Look through the data below. Pick out the lines holding the string "Total".

[Entries from a dataset]
....
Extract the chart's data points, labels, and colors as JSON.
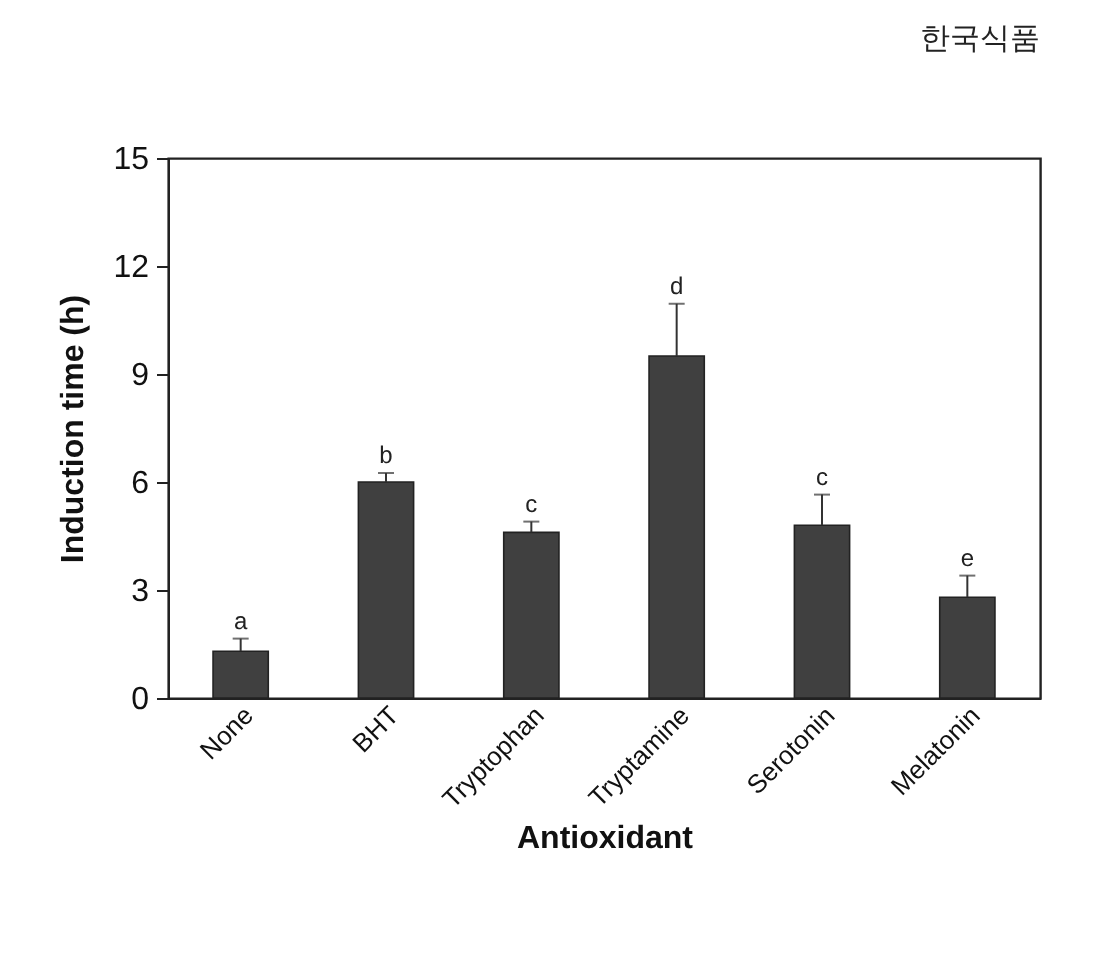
{
  "chart_data": {
    "type": "bar",
    "xlabel": "Antioxidant",
    "ylabel": "Induction time (h)",
    "categories": [
      "None",
      "BHT",
      "Tryptophan",
      "Tryptamine",
      "Serotonin",
      "Melatonin"
    ],
    "values": [
      1.3,
      6.0,
      4.6,
      9.5,
      4.8,
      2.8
    ],
    "errors": [
      [
        1.3,
        1.65
      ],
      [
        6.0,
        6.25
      ],
      [
        4.6,
        4.9
      ],
      [
        9.5,
        10.95
      ],
      [
        4.8,
        5.65
      ],
      [
        2.8,
        3.4
      ]
    ],
    "color": "#404040",
    "ylim": [
      0,
      15
    ],
    "yticks": [
      0,
      3,
      6,
      9,
      12,
      15
    ],
    "grid": false,
    "annotations": [
      "한국식품",
      {
        "text": "a",
        "x": "None",
        "y": 1.65
      },
      {
        "text": "b",
        "x": "BHT",
        "y": 6.25
      },
      {
        "text": "c",
        "x": "Tryptophan",
        "y": 4.9
      },
      {
        "text": "d",
        "x": "Tryptamine",
        "y": 10.95
      },
      {
        "text": "c",
        "x": "Serotonin",
        "y": 5.65
      },
      {
        "text": "e",
        "x": "Melatonin",
        "y": 3.4
      }
    ]
  }
}
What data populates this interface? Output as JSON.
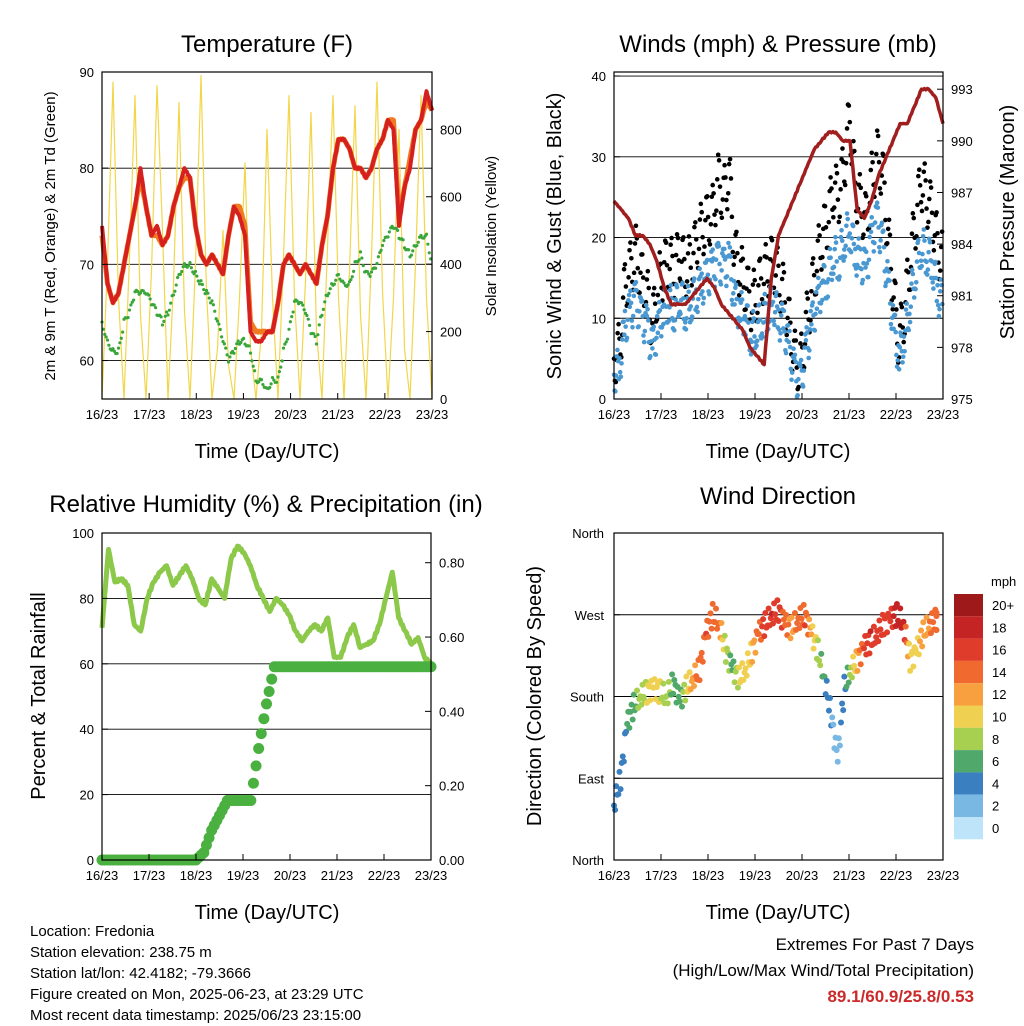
{
  "chart_data": [
    {
      "type": "line",
      "title": "Temperature (F)",
      "xlabel": "Time (Day/UTC)",
      "ylabel": "2m & 9m T (Red, Orange) & 2m Td (Green)",
      "y2label": "Solar Insolation (Yellow)",
      "x_ticks": [
        "16/23",
        "17/23",
        "18/23",
        "19/23",
        "20/23",
        "21/23",
        "22/23",
        "23/23"
      ],
      "y_ticks": [
        60,
        70,
        80,
        90
      ],
      "y2_ticks": [
        0,
        200,
        400,
        600,
        800
      ],
      "ylim": [
        56,
        90
      ],
      "y2lim": [
        0,
        970
      ],
      "colors": {
        "t2m": "#d62020",
        "t9m": "#f07a20",
        "td": "#3aa63a",
        "solar": "#f2d64a"
      },
      "series": [
        {
          "key": "t2m",
          "values": [
            74,
            68,
            66,
            67,
            70,
            73,
            76,
            80,
            76,
            73,
            74,
            72,
            73,
            76,
            78,
            80,
            79,
            74,
            71,
            70,
            71,
            70,
            69,
            73,
            76,
            75,
            73,
            63,
            62,
            62,
            63,
            63,
            66,
            70,
            71,
            70,
            69,
            70,
            69,
            68,
            72,
            75,
            80,
            83,
            83,
            82,
            80,
            80,
            79,
            80,
            82,
            83,
            85,
            84,
            74,
            78,
            80,
            84,
            85,
            88,
            86
          ]
        },
        {
          "key": "t9m",
          "values": [
            73,
            68,
            66,
            67,
            70,
            73,
            76,
            79,
            76,
            73,
            73,
            72,
            73,
            76,
            78,
            79,
            79,
            74,
            71,
            70,
            71,
            70,
            69,
            73,
            76,
            76,
            74,
            64,
            63,
            63,
            63,
            63,
            66,
            70,
            71,
            70,
            69,
            70,
            69,
            68,
            72,
            75,
            80,
            83,
            83,
            82,
            80,
            80,
            79,
            80,
            82,
            83,
            85,
            85,
            75,
            78,
            81,
            84,
            85,
            87,
            86
          ]
        },
        {
          "key": "td",
          "values": [
            64,
            62,
            61,
            61,
            64,
            65,
            67,
            67,
            67,
            66,
            65,
            64,
            65,
            67,
            69,
            70,
            70,
            69,
            68,
            67,
            66,
            64,
            62,
            60,
            61,
            62,
            62,
            61,
            58,
            58,
            57,
            58,
            58,
            61,
            63,
            66,
            66,
            65,
            63,
            62,
            65,
            67,
            68,
            69,
            68,
            68,
            70,
            71,
            69,
            69,
            70,
            72,
            73,
            74,
            73,
            72,
            71,
            72,
            73,
            73,
            70
          ]
        },
        {
          "key": "solar",
          "values": [
            0,
            400,
            940,
            300,
            0,
            420,
            900,
            250,
            0,
            380,
            930,
            500,
            0,
            340,
            880,
            260,
            0,
            400,
            960,
            320,
            0,
            150,
            500,
            100,
            0,
            300,
            700,
            150,
            0,
            200,
            800,
            300,
            0,
            420,
            900,
            300,
            0,
            350,
            850,
            200,
            0,
            450,
            900,
            300,
            0,
            380,
            870,
            250,
            0,
            420,
            940,
            320,
            0,
            300,
            800,
            150,
            0,
            400,
            900,
            300,
            0
          ]
        }
      ]
    },
    {
      "type": "line",
      "title": "Winds (mph) & Pressure (mb)",
      "xlabel": "Time (Day/UTC)",
      "ylabel": "Sonic Wind & Gust (Blue, Black)",
      "y2label": "Station Pressure (Maroon)",
      "x_ticks": [
        "16/23",
        "17/23",
        "18/23",
        "19/23",
        "20/23",
        "21/23",
        "22/23",
        "23/23"
      ],
      "y_ticks": [
        0,
        10,
        20,
        30,
        40
      ],
      "y2_ticks": [
        975,
        978,
        981,
        984,
        987,
        990,
        993
      ],
      "ylim": [
        0,
        40.5
      ],
      "y2lim": [
        975,
        994
      ],
      "colors": {
        "wind": "#4a98d2",
        "gust": "#000000",
        "pressure": "#a01e1e"
      },
      "series": [
        {
          "key": "wind",
          "values": [
            3,
            4,
            9,
            11,
            12,
            10,
            9,
            6,
            9,
            11,
            12,
            11,
            13,
            11,
            12,
            13,
            14,
            15,
            16,
            17,
            16,
            17,
            12,
            11,
            10,
            8,
            9,
            10,
            11,
            12,
            10,
            9,
            6,
            3,
            2,
            6,
            9,
            12,
            14,
            15,
            18,
            17,
            20,
            21,
            18,
            17,
            16,
            20,
            22,
            19,
            14,
            9,
            5,
            8,
            12,
            16,
            19,
            18,
            17,
            13,
            12
          ]
        },
        {
          "key": "gust",
          "values": [
            5,
            6,
            14,
            16,
            18,
            15,
            13,
            9,
            14,
            16,
            17,
            16,
            18,
            16,
            17,
            19,
            21,
            22,
            23,
            27,
            25,
            28,
            18,
            16,
            14,
            12,
            13,
            15,
            16,
            17,
            15,
            13,
            9,
            5,
            4,
            9,
            13,
            17,
            20,
            22,
            26,
            25,
            29,
            35,
            26,
            24,
            22,
            27,
            30,
            28,
            20,
            13,
            7,
            11,
            17,
            22,
            27,
            25,
            23,
            19,
            17
          ]
        },
        {
          "key": "pressure",
          "values": [
            986.5,
            986,
            985.5,
            984.5,
            984.5,
            984,
            983,
            981.5,
            980.5,
            980.5,
            980.5,
            981,
            981.5,
            982,
            981.5,
            980.5,
            980,
            979.5,
            979,
            978,
            977.5,
            977,
            982,
            984.5,
            985.5,
            986.5,
            987.5,
            988.5,
            989.5,
            990,
            990.5,
            990.5,
            990,
            990,
            986,
            985.5,
            986.5,
            988,
            989,
            990,
            991,
            991,
            992,
            993,
            993,
            992.5,
            991
          ]
        }
      ]
    },
    {
      "type": "line",
      "title": "Relative Humidity (%) & Precipitation (in)",
      "xlabel": "Time (Day/UTC)",
      "ylabel": "Percent & Total Rainfall",
      "x_ticks": [
        "16/23",
        "17/23",
        "18/23",
        "19/23",
        "20/23",
        "21/23",
        "22/23",
        "23/23"
      ],
      "y_ticks": [
        0,
        20,
        40,
        60,
        80,
        100
      ],
      "y2_ticks": [
        "0.00",
        "0.20",
        "0.40",
        "0.60",
        "0.80"
      ],
      "ylim": [
        0,
        100
      ],
      "y2lim": [
        0,
        0.88
      ],
      "colors": {
        "rh": "#8cc84a",
        "precip": "#4ab040"
      },
      "series": [
        {
          "key": "rh",
          "values": [
            71,
            95,
            85,
            86,
            84,
            72,
            70,
            80,
            85,
            88,
            90,
            84,
            87,
            90,
            86,
            80,
            78,
            86,
            83,
            80,
            92,
            96,
            94,
            90,
            84,
            80,
            76,
            80,
            78,
            75,
            70,
            67,
            70,
            72,
            70,
            74,
            62,
            62,
            68,
            72,
            65,
            66,
            67,
            72,
            80,
            88,
            74,
            70,
            66,
            68,
            62,
            60
          ]
        },
        {
          "key": "precip",
          "values": [
            0,
            0,
            0,
            0,
            0,
            0,
            0,
            0,
            0,
            0,
            0,
            0,
            0,
            0.02,
            0.08,
            0.12,
            0.16,
            0.16,
            0.16,
            0.16,
            0.3,
            0.42,
            0.52,
            0.52,
            0.52,
            0.52,
            0.52,
            0.52,
            0.52,
            0.52,
            0.52,
            0.52,
            0.52,
            0.52,
            0.52,
            0.52,
            0.52,
            0.52,
            0.52,
            0.52,
            0.52,
            0.52,
            0.52
          ]
        }
      ]
    },
    {
      "type": "scatter",
      "title": "Wind Direction",
      "xlabel": "Time (Day/UTC)",
      "ylabel": "Direction (Colored By Speed)",
      "x_ticks": [
        "16/23",
        "17/23",
        "18/23",
        "19/23",
        "20/23",
        "21/23",
        "22/23",
        "23/23"
      ],
      "y_ticks": [
        "North",
        "East",
        "South",
        "West",
        "North"
      ],
      "ylim": [
        0,
        360
      ],
      "legend_title": "mph",
      "legend_labels": [
        "20+",
        "18",
        "16",
        "14",
        "12",
        "10",
        "8",
        "6",
        "4",
        "2",
        "0"
      ],
      "legend_colors": [
        "#9e1a1a",
        "#c42424",
        "#e03c2c",
        "#f06a30",
        "#f8a040",
        "#f0d050",
        "#a8d050",
        "#50a86a",
        "#3a7fc0",
        "#7ab8e4",
        "#bde4f8"
      ],
      "points": [
        [
          0.0,
          60,
          3
        ],
        [
          0.02,
          90,
          4
        ],
        [
          0.04,
          150,
          5
        ],
        [
          0.06,
          170,
          6
        ],
        [
          0.08,
          180,
          8
        ],
        [
          0.1,
          185,
          9
        ],
        [
          0.12,
          190,
          10
        ],
        [
          0.14,
          185,
          9
        ],
        [
          0.16,
          180,
          8
        ],
        [
          0.18,
          195,
          6
        ],
        [
          0.2,
          175,
          5
        ],
        [
          0.22,
          190,
          9
        ],
        [
          0.24,
          200,
          12
        ],
        [
          0.26,
          210,
          14
        ],
        [
          0.28,
          250,
          15
        ],
        [
          0.3,
          270,
          14
        ],
        [
          0.32,
          260,
          13
        ],
        [
          0.34,
          230,
          8
        ],
        [
          0.36,
          210,
          6
        ],
        [
          0.38,
          200,
          9
        ],
        [
          0.4,
          210,
          10
        ],
        [
          0.42,
          230,
          11
        ],
        [
          0.44,
          250,
          14
        ],
        [
          0.46,
          260,
          16
        ],
        [
          0.48,
          270,
          17
        ],
        [
          0.5,
          275,
          16
        ],
        [
          0.52,
          260,
          14
        ],
        [
          0.54,
          255,
          12
        ],
        [
          0.56,
          265,
          14
        ],
        [
          0.58,
          270,
          15
        ],
        [
          0.6,
          250,
          11
        ],
        [
          0.62,
          230,
          8
        ],
        [
          0.64,
          200,
          5
        ],
        [
          0.66,
          160,
          3
        ],
        [
          0.68,
          110,
          2
        ],
        [
          0.7,
          190,
          4
        ],
        [
          0.72,
          210,
          8
        ],
        [
          0.74,
          220,
          12
        ],
        [
          0.76,
          235,
          15
        ],
        [
          0.78,
          240,
          17
        ],
        [
          0.8,
          250,
          16
        ],
        [
          0.82,
          260,
          15
        ],
        [
          0.84,
          265,
          16
        ],
        [
          0.86,
          270,
          18
        ],
        [
          0.88,
          260,
          17
        ],
        [
          0.9,
          220,
          9
        ],
        [
          0.92,
          230,
          10
        ],
        [
          0.94,
          250,
          12
        ],
        [
          0.96,
          260,
          13
        ],
        [
          0.98,
          265,
          14
        ]
      ]
    }
  ],
  "info": {
    "location": "Location: Fredonia",
    "elevation": "Station elevation: 238.75 m",
    "latlon": "Station lat/lon: 42.4182; -79.3666",
    "created": "Figure created on Mon, 2025-06-23, at 23:29 UTC",
    "recent": "Most recent data timestamp: 2025/06/23 23:15:00"
  },
  "extremes": {
    "line1": "Extremes For Past 7 Days",
    "line2": "(High/Low/Max Wind/Total Precipitation)",
    "values": "89.1/60.9/25.8/0.53"
  }
}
....
Task response:
      "ylabel": "Percent & Total Rainfall",
    "line2": "(High/Low/Max Wind/Total Precipitation)",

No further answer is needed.